**GIVEN EXERCISE**:
Rewrite the records below with every "toc-row" changed to "toc-line" and nothing else altered. Leave the pictures out of your answer.

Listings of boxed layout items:
· · · · · · ·

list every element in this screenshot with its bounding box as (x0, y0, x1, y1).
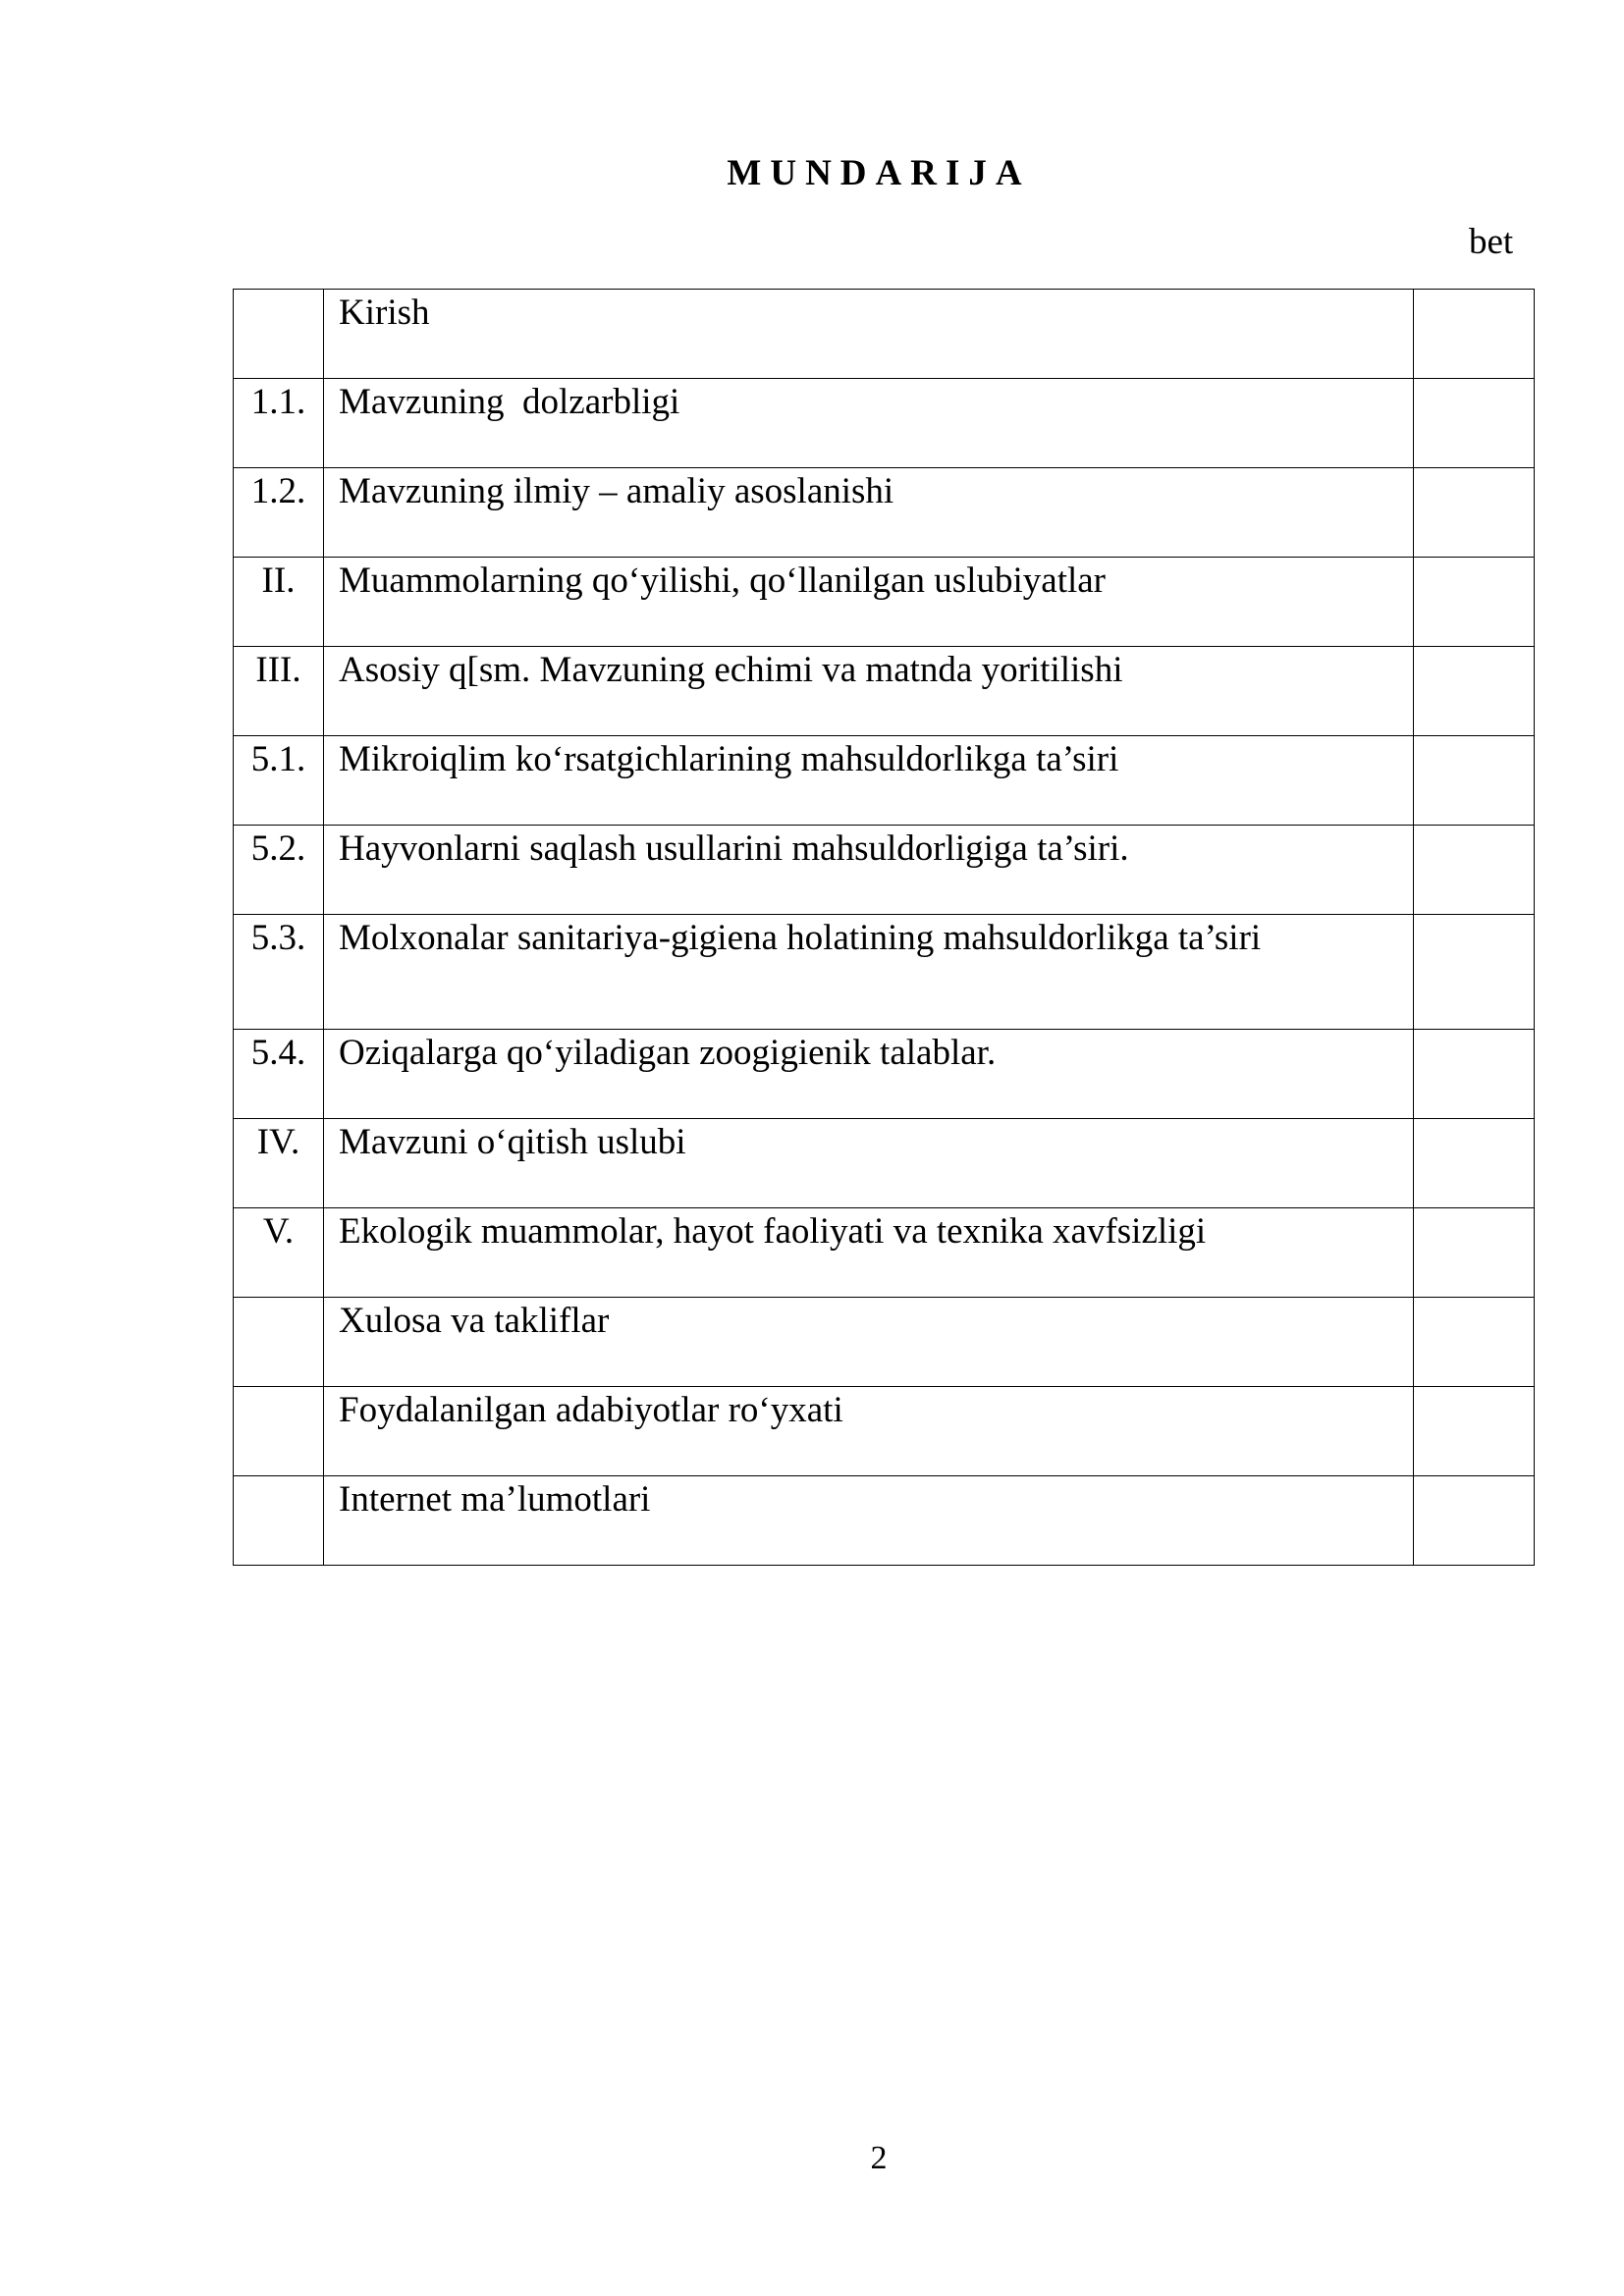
toc-row (234, 290, 1535, 379)
toc-row (234, 1119, 1535, 1208)
toc-number (234, 1476, 324, 1566)
toc-title: Xulosa va takliflar (324, 1298, 1414, 1387)
toc-number: 5.1. (234, 736, 324, 826)
toc-title: Ekologik muammolar, hayot faoliyati va texnika xavfsizligi (324, 1208, 1414, 1298)
toc-number (234, 1298, 324, 1387)
page-number: 2 (870, 2140, 888, 2176)
toc-number (234, 1387, 324, 1476)
toc-row (234, 1387, 1535, 1476)
toc-number: 5.2. (234, 826, 324, 915)
page-column-label: bet (1469, 222, 1514, 262)
toc-row (234, 558, 1535, 647)
toc-row (234, 647, 1535, 736)
toc-page (1414, 1476, 1535, 1566)
page-title: MUNDARIJA (727, 153, 1031, 193)
toc-title: Mikroiqlim ko‘rsatgichlarining mahsuldorlikga ta’siri (324, 736, 1414, 826)
toc-number: II. (234, 558, 324, 647)
toc-number: 5.4. (234, 1030, 324, 1119)
toc-page (1414, 915, 1535, 1030)
toc-page (1414, 826, 1535, 915)
toc-page (1414, 1387, 1535, 1476)
toc-title: Oziqalarga qo‘yiladigan zoogigienik talablar. (324, 1030, 1414, 1119)
toc-title: Mavzuning ilmiy – amaliy asoslanishi (324, 468, 1414, 558)
toc-page (1414, 468, 1535, 558)
toc-title: Mavzuni o‘qitish uslubi (324, 1119, 1414, 1208)
toc-page (1414, 1298, 1535, 1387)
toc-title: Muammolarning qo‘yilishi, qo‘llanilgan uslubiyatlar (324, 558, 1414, 647)
toc-row (234, 468, 1535, 558)
toc-number: IV. (234, 1119, 324, 1208)
toc-page (1414, 379, 1535, 468)
toc-title: Asosiy q[sm. Mavzuning echimi va matnda yoritilishi (324, 647, 1414, 736)
toc-row (234, 379, 1535, 468)
toc-title: Kirish (324, 290, 1414, 379)
toc-row (234, 1476, 1535, 1566)
toc-page (1414, 1030, 1535, 1119)
toc-row (234, 736, 1535, 826)
toc-row (234, 1208, 1535, 1298)
toc-number: 1.2. (234, 468, 324, 558)
toc-number: 5.3. (234, 915, 324, 1030)
toc-page (1414, 1208, 1535, 1298)
toc-title: Foydalanilgan adabiyotlar ro‘yxati (324, 1387, 1414, 1476)
toc-page (1414, 290, 1535, 379)
toc-number: V. (234, 1208, 324, 1298)
toc-row (234, 826, 1535, 915)
toc-page (1414, 647, 1535, 736)
toc-title: Hayvonlarni saqlash usullarini mahsuldorligiga ta’siri. (324, 826, 1414, 915)
toc-title: Internet ma’lumotlari (324, 1476, 1414, 1566)
toc-number: III. (234, 647, 324, 736)
toc-page (1414, 1119, 1535, 1208)
toc-number (234, 290, 324, 379)
toc-page (1414, 558, 1535, 647)
toc-title: Mavzuning dolzarbligi (324, 379, 1414, 468)
table-of-contents (233, 289, 1535, 1566)
toc-row (234, 915, 1535, 1030)
toc-page (1414, 736, 1535, 826)
toc-row (234, 1030, 1535, 1119)
toc-title: Molxonalar sanitariya-gigiena holatining mahsuldorlikga ta’siri (324, 915, 1414, 1030)
toc-row (234, 1298, 1535, 1387)
toc-number: 1.1. (234, 379, 324, 468)
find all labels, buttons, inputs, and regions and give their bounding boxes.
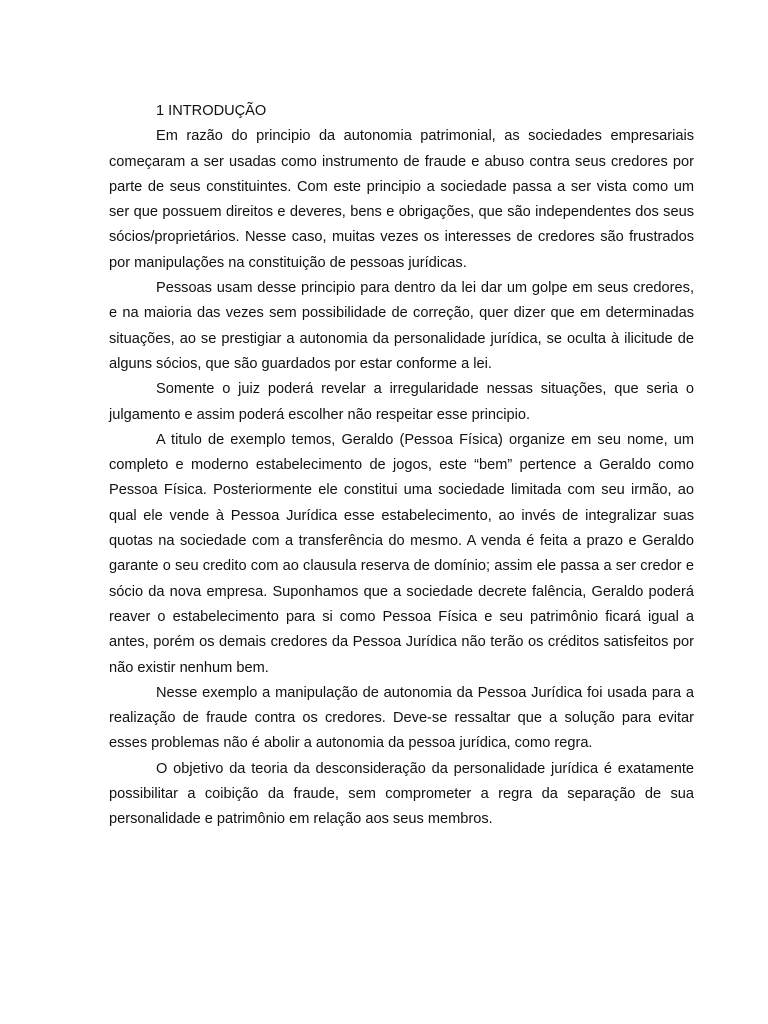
document-page xyxy=(109,99,694,833)
section-heading: 1 INTRODUÇÃO xyxy=(156,103,267,119)
paragraph-3: Somente o juiz poderá revelar a irregularidade nessas situações, que seria o julgamento e assim poderá escolher não respeitar esse principio. xyxy=(109,381,694,423)
paragraph-5: Nesse exemplo a manipulação de autonomia da Pessoa Jurídica foi usada para a realização de fraude contra os credores. Deve-se ressaltar que a solução para evitar esses problemas não é abolir a autonomia da pessoa jurídica, como regra. xyxy=(109,684,694,752)
paragraph-1: Em razão do principio da autonomia patrimonial, as sociedades empresariais começaram a ser usadas como instrumento de fraude e abuso contra seus credores por parte de seus constituintes. Com este principio a sociedade passa a ser vista como um ser que possuem direitos e deveres, bens e obrigações, que são independentes dos seus sócios/proprietários. Nesse caso, muitas vezes os interesses de credores são frustrados por manipulações na constituição de pessoas jurídicas. xyxy=(109,128,694,271)
paragraph-4: A titulo de exemplo temos, Geraldo (Pessoa Física) organize em seu nome, um completo e moderno estabelecimento de jogos, este “bem” pertence a Geraldo como Pessoa Física. Posteriormente ele constitui uma sociedade limitada com seu irmão, ao qual ele vende à Pessoa Jurídica esse estabelecimento, ao invés de integralizar suas quotas na sociedade com a transferência do mesmo. A venda é feita a prazo e Geraldo garante o seu credito com ao clausula reserva de domínio; assim ele passa a ser credor e sócio da nova empresa. Suponhamos que a sociedade decrete falência, Geraldo poderá reaver o estabelecimento para si como Pessoa Física e seu patrimônio ficará igual a antes, porém os demais credores da Pessoa Jurídica não terão os créditos satisfeitos por não existir nenhum bem. xyxy=(109,431,694,676)
paragraph-6: O objetivo da teoria da desconsideração da personalidade jurídica é exatamente possibilitar a coibição da fraude, sem comprometer a regra da separação de sua personalidade e patrimônio em relação aos seus membros. xyxy=(109,760,694,828)
paragraph-2: Pessoas usam desse principio para dentro da lei dar um golpe em seus credores, e na maioria das vezes sem possibilidade de correção, quer dizer que em determinadas situações, ao se prestigiar a autonomia da personalidade jurídica, se oculta à ilicitude de alguns sócios, que são guardados por estar conforme a lei. xyxy=(109,280,694,372)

· · · · · · ·

**PROBLEM SOLUTION**:
list every element in this screenshot with its bounding box as (x0, y0, x1, y1).
toc-line (234, 290, 1535, 379)
toc-line (234, 1119, 1535, 1208)
toc-number (234, 1476, 324, 1566)
toc-title: Xulosa va takliflar (324, 1298, 1414, 1387)
toc-number: 5.1. (234, 736, 324, 826)
toc-title: Ekologik muammolar, hayot faoliyati va texnika xavfsizligi (324, 1208, 1414, 1298)
toc-number (234, 1298, 324, 1387)
page-number: 2 (870, 2140, 888, 2176)
toc-number (234, 1387, 324, 1476)
toc-line (234, 1387, 1535, 1476)
toc-number: 5.2. (234, 826, 324, 915)
page-column-label: bet (1469, 222, 1514, 262)
toc-line (234, 558, 1535, 647)
toc-line (234, 647, 1535, 736)
toc-page (1414, 1476, 1535, 1566)
page-title: MUNDARIJA (727, 153, 1031, 193)
toc-title: Mikroiqlim ko‘rsatgichlarining mahsuldorlikga ta’siri (324, 736, 1414, 826)
toc-number: II. (234, 558, 324, 647)
toc-number: 5.4. (234, 1030, 324, 1119)
toc-page (1414, 915, 1535, 1030)
toc-page (1414, 826, 1535, 915)
toc-page (1414, 1387, 1535, 1476)
toc-title: Oziqalarga qo‘yiladigan zoogigienik talablar. (324, 1030, 1414, 1119)
toc-title: Mavzuning ilmiy – amaliy asoslanishi (324, 468, 1414, 558)
toc-page (1414, 468, 1535, 558)
toc-title: Mavzuni o‘qitish uslubi (324, 1119, 1414, 1208)
toc-page (1414, 1298, 1535, 1387)
toc-title: Muammolarning qo‘yilishi, qo‘llanilgan uslubiyatlar (324, 558, 1414, 647)
toc-line (234, 468, 1535, 558)
toc-number: IV. (234, 1119, 324, 1208)
toc-page (1414, 379, 1535, 468)
toc-title: Asosiy q[sm. Mavzuning echimi va matnda yoritilishi (324, 647, 1414, 736)
toc-line (234, 379, 1535, 468)
toc-title: Kirish (324, 290, 1414, 379)
toc-line (234, 1476, 1535, 1566)
toc-page (1414, 1030, 1535, 1119)
toc-line (234, 736, 1535, 826)
toc-line (234, 1208, 1535, 1298)
toc-number: 1.2. (234, 468, 324, 558)
toc-number: 5.3. (234, 915, 324, 1030)
toc-page (1414, 1208, 1535, 1298)
toc-title: Foydalanilgan adabiyotlar ro‘yxati (324, 1387, 1414, 1476)
toc-page (1414, 290, 1535, 379)
toc-number: V. (234, 1208, 324, 1298)
toc-line (234, 826, 1535, 915)
toc-page (1414, 647, 1535, 736)
toc-title: Hayvonlarni saqlash usullarini mahsuldorligiga ta’siri. (324, 826, 1414, 915)
toc-title: Internet ma’lumotlari (324, 1476, 1414, 1566)
toc-number: III. (234, 647, 324, 736)
toc-page (1414, 1119, 1535, 1208)
toc-number (234, 290, 324, 379)
toc-page (1414, 558, 1535, 647)
toc-title: Mavzuning dolzarbligi (324, 379, 1414, 468)
table-of-contents (233, 289, 1535, 1566)
toc-line (234, 915, 1535, 1030)
toc-page (1414, 736, 1535, 826)
toc-line (234, 1030, 1535, 1119)
toc-title: Molxonalar sanitariya-gigiena holatining mahsuldorlikga ta’siri (324, 915, 1414, 1030)
toc-line (234, 1298, 1535, 1387)
toc-number: 1.1. (234, 379, 324, 468)
find all labels, buttons, inputs, and regions and give their bounding boxes.
document-page xyxy=(109,99,694,833)
section-heading: 1 INTRODUÇÃO xyxy=(156,103,267,119)
paragraph-3: Somente o juiz poderá revelar a irregularidade nessas situações, que seria o julgamento e assim poderá escolher não respeitar esse principio. xyxy=(109,381,694,423)
paragraph-5: Nesse exemplo a manipulação de autonomia da Pessoa Jurídica foi usada para a realização de fraude contra os credores. Deve-se ressaltar que a solução para evitar esses problemas não é abolir a autonomia da pessoa jurídica, como regra. xyxy=(109,684,694,752)
paragraph-1: Em razão do principio da autonomia patrimonial, as sociedades empresariais começaram a ser usadas como instrumento de fraude e abuso contra seus credores por parte de seus constituintes. Com este principio a sociedade passa a ser vista como um ser que possuem direitos e deveres, bens e obrigações, que são independentes dos seus sócios/proprietários. Nesse caso, muitas vezes os interesses de credores são frustrados por manipulações na constituição de pessoas jurídicas. xyxy=(109,128,694,271)
paragraph-4: A titulo de exemplo temos, Geraldo (Pessoa Física) organize em seu nome, um completo e moderno estabelecimento de jogos, este “bem” pertence a Geraldo como Pessoa Física. Posteriormente ele constitui uma sociedade limitada com seu irmão, ao qual ele vende à Pessoa Jurídica esse estabelecimento, ao invés de integralizar suas quotas na sociedade com a transferência do mesmo. A venda é feita a prazo e Geraldo garante o seu credito com ao clausula reserva de domínio; assim ele passa a ser credor e sócio da nova empresa. Suponhamos que a sociedade decrete falência, Geraldo poderá reaver o estabelecimento para si como Pessoa Física e seu patrimônio ficará igual a antes, porém os demais credores da Pessoa Jurídica não terão os créditos satisfeitos por não existir nenhum bem. xyxy=(109,431,694,676)
paragraph-6: O objetivo da teoria da desconsideração da personalidade jurídica é exatamente possibilitar a coibição da fraude, sem comprometer a regra da separação de sua personalidade e patrimônio em relação aos seus membros. xyxy=(109,760,694,828)
paragraph-2: Pessoas usam desse principio para dentro da lei dar um golpe em seus credores, e na maioria das vezes sem possibilidade de correção, quer dizer que em determinadas situações, ao se prestigiar a autonomia da personalidade jurídica, se oculta à ilicitude de alguns sócios, que são guardados por estar conforme a lei. xyxy=(109,280,694,372)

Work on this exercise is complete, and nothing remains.